Instruction:
Using the data below, copy each line that includes the word "matches".

Stored data:
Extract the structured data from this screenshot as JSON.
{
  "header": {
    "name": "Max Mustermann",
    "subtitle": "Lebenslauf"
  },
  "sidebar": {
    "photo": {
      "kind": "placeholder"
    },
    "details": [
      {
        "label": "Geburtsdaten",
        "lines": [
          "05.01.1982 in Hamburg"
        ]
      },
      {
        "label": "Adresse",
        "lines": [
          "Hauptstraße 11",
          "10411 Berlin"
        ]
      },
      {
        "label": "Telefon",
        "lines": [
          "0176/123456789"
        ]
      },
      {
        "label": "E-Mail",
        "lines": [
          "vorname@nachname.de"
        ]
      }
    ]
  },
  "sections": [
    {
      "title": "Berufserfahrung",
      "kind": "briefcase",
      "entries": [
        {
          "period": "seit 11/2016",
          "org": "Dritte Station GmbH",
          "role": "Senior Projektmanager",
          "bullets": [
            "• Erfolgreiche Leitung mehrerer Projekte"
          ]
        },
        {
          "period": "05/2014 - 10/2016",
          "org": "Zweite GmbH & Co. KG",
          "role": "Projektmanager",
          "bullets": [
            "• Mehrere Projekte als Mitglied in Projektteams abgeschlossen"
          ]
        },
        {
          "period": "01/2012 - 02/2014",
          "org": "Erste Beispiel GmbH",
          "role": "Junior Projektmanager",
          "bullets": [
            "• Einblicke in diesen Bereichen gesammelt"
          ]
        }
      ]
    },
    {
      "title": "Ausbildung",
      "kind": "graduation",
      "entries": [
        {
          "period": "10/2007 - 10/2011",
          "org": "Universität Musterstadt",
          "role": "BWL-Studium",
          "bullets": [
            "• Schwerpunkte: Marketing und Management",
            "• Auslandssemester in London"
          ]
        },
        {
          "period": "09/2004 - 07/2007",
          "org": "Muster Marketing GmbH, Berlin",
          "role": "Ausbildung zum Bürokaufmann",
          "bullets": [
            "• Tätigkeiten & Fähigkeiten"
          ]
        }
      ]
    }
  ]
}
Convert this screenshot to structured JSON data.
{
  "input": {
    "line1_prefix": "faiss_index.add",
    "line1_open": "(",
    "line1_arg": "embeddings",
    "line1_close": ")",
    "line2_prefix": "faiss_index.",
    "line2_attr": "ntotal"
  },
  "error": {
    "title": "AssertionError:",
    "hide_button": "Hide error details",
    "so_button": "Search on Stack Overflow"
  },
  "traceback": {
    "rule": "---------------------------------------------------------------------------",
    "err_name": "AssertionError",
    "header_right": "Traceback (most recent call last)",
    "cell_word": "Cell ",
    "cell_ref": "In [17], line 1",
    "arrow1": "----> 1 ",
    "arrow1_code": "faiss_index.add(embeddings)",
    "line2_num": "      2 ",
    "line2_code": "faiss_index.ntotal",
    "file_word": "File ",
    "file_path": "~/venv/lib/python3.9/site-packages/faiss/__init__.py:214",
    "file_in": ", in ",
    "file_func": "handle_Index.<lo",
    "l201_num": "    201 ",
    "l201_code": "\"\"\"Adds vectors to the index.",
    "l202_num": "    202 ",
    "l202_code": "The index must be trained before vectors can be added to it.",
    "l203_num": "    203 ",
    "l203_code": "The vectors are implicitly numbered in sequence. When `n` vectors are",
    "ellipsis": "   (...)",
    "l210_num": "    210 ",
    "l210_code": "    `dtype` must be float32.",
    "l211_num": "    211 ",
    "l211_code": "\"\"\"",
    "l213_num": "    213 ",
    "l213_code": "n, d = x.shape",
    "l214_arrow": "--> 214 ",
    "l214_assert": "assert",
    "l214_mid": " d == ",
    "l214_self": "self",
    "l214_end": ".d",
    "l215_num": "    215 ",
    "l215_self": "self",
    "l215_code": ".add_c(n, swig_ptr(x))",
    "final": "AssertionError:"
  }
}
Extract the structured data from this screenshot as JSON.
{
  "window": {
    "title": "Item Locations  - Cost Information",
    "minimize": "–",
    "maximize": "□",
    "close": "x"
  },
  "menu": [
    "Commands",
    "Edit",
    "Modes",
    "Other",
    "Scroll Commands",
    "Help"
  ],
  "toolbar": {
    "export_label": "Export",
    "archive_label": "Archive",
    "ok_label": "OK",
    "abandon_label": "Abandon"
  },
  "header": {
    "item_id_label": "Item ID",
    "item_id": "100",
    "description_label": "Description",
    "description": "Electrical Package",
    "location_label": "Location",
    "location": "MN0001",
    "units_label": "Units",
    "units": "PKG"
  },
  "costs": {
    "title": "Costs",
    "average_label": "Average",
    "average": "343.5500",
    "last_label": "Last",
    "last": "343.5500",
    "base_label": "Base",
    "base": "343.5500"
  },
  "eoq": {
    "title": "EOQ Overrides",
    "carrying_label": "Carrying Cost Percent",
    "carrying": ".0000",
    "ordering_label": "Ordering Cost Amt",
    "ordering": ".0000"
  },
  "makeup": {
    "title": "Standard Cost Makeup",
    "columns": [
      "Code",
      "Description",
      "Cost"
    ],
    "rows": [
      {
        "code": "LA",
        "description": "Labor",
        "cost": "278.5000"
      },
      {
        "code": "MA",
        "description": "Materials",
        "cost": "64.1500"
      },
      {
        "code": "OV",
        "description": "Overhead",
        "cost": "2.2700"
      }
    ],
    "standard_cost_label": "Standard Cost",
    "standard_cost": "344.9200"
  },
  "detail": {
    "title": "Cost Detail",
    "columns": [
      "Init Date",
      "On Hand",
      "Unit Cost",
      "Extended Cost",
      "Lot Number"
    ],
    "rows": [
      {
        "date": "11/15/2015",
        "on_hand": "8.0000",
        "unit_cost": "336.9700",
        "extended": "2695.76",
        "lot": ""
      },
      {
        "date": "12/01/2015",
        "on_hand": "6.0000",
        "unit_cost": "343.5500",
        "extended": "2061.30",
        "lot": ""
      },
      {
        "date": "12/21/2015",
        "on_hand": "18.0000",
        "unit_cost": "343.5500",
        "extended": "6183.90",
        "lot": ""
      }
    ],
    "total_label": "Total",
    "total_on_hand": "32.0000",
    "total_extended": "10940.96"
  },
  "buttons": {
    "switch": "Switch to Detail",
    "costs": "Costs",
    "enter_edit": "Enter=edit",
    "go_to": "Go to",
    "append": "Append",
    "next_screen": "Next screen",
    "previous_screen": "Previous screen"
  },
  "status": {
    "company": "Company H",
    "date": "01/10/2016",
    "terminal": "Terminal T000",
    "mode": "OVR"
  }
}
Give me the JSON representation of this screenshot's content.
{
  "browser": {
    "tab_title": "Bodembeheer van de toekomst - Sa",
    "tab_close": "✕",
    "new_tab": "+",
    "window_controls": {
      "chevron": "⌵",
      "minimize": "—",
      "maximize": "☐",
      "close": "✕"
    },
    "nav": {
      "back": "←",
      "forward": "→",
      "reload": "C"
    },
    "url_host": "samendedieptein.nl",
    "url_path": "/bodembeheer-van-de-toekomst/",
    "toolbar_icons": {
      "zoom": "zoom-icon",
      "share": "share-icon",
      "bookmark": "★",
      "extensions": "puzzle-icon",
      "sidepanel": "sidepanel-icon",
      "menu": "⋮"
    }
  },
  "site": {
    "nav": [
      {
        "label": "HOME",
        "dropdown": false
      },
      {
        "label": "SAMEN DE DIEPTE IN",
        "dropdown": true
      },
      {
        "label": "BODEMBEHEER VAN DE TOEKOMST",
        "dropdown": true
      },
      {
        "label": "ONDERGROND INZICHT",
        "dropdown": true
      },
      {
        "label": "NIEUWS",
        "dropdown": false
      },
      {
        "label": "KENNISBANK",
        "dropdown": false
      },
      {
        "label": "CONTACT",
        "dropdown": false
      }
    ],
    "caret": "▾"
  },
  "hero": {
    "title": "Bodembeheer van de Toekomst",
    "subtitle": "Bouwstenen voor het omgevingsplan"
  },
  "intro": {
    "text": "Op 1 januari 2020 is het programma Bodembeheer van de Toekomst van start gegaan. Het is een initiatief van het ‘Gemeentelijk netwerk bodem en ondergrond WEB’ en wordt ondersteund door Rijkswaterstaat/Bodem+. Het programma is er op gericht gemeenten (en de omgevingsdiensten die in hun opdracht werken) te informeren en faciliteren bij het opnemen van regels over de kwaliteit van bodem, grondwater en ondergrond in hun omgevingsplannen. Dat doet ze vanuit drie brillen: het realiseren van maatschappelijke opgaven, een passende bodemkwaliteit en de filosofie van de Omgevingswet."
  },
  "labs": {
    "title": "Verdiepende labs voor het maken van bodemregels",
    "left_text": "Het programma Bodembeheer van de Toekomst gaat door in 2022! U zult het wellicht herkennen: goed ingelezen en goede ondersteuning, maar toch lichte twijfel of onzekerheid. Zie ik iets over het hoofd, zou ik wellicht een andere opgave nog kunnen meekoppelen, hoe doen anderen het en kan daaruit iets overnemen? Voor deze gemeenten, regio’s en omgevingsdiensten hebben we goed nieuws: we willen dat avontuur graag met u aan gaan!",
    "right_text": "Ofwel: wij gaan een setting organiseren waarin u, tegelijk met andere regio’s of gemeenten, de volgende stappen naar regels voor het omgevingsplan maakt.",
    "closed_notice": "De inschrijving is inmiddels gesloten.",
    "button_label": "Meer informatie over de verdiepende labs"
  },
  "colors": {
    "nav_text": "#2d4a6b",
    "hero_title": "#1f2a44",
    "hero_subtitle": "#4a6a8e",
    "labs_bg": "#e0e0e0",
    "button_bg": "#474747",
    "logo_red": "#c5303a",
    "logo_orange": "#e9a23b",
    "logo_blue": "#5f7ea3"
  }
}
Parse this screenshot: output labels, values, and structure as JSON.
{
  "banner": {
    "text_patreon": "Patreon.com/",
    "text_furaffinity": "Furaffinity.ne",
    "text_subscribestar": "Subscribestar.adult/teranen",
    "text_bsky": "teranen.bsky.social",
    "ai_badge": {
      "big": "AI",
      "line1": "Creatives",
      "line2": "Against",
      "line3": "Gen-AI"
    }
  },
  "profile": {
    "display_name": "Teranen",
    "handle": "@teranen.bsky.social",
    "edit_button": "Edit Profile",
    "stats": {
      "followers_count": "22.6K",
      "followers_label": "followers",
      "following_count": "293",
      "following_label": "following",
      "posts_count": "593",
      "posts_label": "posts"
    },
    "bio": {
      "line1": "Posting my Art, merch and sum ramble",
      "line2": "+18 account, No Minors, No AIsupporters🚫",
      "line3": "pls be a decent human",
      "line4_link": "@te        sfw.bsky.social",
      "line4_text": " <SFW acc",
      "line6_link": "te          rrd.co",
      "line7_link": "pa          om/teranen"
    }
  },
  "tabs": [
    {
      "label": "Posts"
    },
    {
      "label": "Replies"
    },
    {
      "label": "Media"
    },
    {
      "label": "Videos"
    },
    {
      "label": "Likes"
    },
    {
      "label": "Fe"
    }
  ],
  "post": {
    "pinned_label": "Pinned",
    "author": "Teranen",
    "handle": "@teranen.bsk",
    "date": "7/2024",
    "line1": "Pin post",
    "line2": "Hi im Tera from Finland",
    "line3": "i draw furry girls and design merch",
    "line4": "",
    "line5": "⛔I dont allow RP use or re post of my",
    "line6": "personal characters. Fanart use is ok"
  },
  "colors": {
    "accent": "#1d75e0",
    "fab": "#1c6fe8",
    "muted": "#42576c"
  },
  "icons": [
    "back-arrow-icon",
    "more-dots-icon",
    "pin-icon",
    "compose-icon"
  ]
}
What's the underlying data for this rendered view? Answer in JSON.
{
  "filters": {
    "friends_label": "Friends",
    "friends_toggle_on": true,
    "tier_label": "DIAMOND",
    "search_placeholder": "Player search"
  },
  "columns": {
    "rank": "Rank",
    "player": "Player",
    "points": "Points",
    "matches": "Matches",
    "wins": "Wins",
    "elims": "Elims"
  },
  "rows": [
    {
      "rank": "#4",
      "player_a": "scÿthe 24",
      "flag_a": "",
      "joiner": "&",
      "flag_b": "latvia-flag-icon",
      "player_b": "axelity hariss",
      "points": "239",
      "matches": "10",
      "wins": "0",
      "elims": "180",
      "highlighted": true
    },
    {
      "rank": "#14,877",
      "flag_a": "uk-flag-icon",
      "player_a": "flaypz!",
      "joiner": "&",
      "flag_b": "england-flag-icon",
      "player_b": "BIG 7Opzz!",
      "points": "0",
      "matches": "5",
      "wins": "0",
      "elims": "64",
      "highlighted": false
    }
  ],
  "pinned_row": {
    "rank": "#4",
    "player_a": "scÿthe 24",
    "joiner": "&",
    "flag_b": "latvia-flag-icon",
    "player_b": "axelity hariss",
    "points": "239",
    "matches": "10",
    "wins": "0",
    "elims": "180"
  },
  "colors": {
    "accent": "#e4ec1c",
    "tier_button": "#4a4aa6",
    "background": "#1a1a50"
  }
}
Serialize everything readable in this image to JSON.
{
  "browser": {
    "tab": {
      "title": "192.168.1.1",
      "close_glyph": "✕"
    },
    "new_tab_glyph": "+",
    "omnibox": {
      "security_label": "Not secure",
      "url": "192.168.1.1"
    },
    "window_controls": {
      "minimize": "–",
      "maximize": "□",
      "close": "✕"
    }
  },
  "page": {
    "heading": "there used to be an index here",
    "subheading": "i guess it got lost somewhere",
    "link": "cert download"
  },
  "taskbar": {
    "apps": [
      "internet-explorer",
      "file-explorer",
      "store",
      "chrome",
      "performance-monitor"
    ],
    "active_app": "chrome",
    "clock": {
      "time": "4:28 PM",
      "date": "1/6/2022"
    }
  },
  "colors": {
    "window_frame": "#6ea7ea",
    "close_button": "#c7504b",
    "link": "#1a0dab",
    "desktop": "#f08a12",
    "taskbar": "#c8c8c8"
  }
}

Expected output:
    "matches": "Matches",
      "matches": "10",
      "matches": "5",
    "matches": "10",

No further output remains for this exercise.